### Problem
Using the material below, copy every line where "Availability" appears.

=== Provided data ===

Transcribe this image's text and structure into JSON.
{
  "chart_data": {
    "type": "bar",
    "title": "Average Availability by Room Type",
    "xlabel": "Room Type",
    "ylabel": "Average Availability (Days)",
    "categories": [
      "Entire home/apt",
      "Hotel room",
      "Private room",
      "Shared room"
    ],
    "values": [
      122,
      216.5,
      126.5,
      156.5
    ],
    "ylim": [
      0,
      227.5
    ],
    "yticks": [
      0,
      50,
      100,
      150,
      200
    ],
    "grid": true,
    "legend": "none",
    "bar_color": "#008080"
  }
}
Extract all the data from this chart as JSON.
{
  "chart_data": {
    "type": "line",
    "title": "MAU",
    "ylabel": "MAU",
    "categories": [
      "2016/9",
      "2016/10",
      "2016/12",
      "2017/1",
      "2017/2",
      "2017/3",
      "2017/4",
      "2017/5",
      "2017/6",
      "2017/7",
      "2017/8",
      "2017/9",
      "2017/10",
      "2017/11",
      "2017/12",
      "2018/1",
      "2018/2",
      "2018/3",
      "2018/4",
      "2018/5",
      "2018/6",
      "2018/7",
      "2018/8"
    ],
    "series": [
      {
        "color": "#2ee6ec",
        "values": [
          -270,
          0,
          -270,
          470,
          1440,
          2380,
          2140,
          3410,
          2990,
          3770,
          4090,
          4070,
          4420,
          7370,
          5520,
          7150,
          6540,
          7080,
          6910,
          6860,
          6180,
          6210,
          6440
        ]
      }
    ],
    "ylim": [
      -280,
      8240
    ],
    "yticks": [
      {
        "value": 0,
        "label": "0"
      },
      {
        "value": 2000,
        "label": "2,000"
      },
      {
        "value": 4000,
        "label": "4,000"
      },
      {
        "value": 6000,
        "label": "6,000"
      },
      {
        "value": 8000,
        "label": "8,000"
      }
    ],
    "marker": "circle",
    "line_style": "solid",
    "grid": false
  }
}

===

### Answer to the exercise
    "title": "Average Availability by Room Type",
    "ylabel": "Average Availability (Days)",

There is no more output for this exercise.